* [Set task]
Using the records below, report how many lines hold "served", with no extra text.

* [Data lines]
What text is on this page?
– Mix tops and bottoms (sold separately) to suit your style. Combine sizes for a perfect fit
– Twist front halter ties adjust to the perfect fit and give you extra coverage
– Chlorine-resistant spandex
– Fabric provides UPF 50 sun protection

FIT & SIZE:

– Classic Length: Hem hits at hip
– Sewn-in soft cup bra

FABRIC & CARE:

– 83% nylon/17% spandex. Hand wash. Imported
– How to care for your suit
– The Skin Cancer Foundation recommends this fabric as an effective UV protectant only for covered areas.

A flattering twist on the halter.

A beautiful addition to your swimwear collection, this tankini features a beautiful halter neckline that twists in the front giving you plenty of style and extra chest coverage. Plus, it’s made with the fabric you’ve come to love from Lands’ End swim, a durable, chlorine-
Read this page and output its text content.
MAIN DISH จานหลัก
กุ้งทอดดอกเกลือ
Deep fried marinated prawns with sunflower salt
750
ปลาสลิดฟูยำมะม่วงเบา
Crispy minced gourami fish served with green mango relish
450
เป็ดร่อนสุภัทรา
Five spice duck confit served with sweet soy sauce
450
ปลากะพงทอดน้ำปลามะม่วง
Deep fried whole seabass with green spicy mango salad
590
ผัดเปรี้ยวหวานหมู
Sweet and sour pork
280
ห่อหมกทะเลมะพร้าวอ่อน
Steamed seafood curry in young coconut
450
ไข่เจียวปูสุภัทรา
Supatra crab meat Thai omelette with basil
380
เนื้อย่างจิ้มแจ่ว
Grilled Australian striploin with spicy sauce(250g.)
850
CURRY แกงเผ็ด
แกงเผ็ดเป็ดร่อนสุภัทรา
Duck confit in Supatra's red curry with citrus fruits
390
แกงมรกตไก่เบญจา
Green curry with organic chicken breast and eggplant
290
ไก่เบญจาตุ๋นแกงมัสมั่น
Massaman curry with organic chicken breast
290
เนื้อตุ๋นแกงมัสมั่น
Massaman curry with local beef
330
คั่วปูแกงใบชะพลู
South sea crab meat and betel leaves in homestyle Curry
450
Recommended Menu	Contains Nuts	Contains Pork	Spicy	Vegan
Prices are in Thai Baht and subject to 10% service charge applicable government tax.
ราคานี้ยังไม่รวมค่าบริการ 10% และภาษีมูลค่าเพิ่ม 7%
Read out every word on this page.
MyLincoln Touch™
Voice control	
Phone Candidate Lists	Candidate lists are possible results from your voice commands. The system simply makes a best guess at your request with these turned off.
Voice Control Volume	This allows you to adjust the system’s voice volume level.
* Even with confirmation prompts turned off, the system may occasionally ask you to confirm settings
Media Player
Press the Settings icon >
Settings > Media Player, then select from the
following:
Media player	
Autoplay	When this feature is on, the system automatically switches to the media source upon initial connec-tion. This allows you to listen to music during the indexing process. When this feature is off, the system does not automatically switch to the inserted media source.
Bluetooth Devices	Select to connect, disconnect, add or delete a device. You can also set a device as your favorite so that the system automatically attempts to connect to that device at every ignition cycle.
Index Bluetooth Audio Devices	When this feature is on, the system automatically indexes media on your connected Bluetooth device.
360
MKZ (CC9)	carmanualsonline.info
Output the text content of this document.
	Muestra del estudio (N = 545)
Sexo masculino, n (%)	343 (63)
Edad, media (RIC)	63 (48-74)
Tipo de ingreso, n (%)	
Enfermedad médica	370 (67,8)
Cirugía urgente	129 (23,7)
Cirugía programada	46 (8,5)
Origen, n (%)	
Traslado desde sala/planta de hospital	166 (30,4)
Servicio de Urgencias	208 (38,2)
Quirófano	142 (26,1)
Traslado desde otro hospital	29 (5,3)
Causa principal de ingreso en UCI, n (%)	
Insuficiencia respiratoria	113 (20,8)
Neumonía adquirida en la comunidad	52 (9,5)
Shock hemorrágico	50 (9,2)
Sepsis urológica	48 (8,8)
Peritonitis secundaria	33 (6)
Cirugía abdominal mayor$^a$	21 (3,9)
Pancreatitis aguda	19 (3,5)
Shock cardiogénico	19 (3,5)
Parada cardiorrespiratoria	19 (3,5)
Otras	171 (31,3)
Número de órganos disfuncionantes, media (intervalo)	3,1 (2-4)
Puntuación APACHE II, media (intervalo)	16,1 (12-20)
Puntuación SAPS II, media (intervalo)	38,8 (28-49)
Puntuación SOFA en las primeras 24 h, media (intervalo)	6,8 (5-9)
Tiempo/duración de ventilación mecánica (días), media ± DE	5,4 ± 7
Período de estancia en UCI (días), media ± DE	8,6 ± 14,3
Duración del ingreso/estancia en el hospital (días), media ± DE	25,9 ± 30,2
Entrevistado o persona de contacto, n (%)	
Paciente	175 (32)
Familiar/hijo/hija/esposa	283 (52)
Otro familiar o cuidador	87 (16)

* [Answer to the task]
2